STORED ROWS:
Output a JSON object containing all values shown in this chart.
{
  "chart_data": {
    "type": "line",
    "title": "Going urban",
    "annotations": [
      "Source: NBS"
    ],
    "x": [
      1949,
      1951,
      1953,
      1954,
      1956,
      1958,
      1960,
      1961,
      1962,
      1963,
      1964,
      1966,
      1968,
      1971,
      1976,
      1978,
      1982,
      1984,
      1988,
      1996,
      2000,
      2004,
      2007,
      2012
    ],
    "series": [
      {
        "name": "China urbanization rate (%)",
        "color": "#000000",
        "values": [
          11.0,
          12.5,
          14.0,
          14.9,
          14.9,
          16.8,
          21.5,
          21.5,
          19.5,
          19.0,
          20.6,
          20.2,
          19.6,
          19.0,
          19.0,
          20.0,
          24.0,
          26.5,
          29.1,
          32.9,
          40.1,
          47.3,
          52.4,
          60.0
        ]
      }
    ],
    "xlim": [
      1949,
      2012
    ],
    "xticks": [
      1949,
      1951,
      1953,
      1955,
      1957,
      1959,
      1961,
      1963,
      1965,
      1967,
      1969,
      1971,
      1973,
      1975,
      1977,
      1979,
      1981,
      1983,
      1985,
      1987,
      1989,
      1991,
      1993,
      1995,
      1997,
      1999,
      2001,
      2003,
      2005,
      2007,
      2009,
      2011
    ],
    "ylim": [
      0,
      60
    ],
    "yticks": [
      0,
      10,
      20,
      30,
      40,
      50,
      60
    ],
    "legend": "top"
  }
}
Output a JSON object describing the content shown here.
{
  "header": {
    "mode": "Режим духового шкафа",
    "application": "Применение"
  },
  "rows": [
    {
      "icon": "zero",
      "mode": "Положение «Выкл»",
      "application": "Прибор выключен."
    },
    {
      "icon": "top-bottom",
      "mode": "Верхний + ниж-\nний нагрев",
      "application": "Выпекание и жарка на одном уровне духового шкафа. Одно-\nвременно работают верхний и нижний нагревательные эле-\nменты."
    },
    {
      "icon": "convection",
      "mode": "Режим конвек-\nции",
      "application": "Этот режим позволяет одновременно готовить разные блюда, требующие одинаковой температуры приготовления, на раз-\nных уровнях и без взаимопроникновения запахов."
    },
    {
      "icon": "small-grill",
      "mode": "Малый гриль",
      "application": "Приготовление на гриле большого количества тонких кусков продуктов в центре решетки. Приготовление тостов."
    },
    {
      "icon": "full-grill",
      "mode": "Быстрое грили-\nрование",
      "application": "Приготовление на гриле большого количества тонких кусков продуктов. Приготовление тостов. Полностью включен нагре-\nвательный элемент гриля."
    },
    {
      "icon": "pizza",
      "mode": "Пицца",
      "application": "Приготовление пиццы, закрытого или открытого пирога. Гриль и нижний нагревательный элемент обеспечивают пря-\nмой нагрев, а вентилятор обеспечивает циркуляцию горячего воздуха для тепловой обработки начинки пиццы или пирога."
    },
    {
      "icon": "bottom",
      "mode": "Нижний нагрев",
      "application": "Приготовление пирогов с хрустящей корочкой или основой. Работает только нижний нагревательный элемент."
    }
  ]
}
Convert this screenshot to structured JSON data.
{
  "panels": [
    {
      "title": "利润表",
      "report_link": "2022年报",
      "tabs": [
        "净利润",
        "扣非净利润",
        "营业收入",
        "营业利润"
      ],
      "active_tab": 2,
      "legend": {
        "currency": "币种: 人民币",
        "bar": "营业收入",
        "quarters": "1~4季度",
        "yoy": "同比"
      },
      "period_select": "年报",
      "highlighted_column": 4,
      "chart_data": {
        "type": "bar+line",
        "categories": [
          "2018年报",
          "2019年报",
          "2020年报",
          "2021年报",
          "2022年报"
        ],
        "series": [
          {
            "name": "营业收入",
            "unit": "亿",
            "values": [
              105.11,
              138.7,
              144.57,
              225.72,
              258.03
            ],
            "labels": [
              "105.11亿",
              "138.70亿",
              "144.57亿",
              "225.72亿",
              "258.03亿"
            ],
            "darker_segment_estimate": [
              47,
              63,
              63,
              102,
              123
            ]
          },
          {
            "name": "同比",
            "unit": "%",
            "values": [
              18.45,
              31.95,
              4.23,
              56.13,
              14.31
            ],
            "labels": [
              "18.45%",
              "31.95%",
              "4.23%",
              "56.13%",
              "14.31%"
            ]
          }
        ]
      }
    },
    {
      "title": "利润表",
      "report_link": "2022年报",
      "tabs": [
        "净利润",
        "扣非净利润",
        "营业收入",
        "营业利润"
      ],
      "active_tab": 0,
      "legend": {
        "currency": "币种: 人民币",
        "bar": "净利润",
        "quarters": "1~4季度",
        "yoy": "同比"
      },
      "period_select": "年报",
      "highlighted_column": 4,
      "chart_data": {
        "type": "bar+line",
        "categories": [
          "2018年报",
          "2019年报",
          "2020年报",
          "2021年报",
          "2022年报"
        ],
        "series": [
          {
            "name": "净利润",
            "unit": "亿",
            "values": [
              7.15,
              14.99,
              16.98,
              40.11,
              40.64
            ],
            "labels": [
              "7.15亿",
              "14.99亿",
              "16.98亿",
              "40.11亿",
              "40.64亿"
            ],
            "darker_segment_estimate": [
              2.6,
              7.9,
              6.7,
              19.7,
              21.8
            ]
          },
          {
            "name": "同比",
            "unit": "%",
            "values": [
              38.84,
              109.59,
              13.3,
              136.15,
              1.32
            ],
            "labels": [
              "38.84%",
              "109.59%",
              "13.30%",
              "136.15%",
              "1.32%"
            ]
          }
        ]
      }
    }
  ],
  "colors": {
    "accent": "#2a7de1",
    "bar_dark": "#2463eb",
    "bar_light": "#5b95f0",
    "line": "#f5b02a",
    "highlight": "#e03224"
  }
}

WORK INSTRUCTIONS:
Determine the number of lines in the records that include the string "количества", and respond with that number only.

FINISHED TASK:
2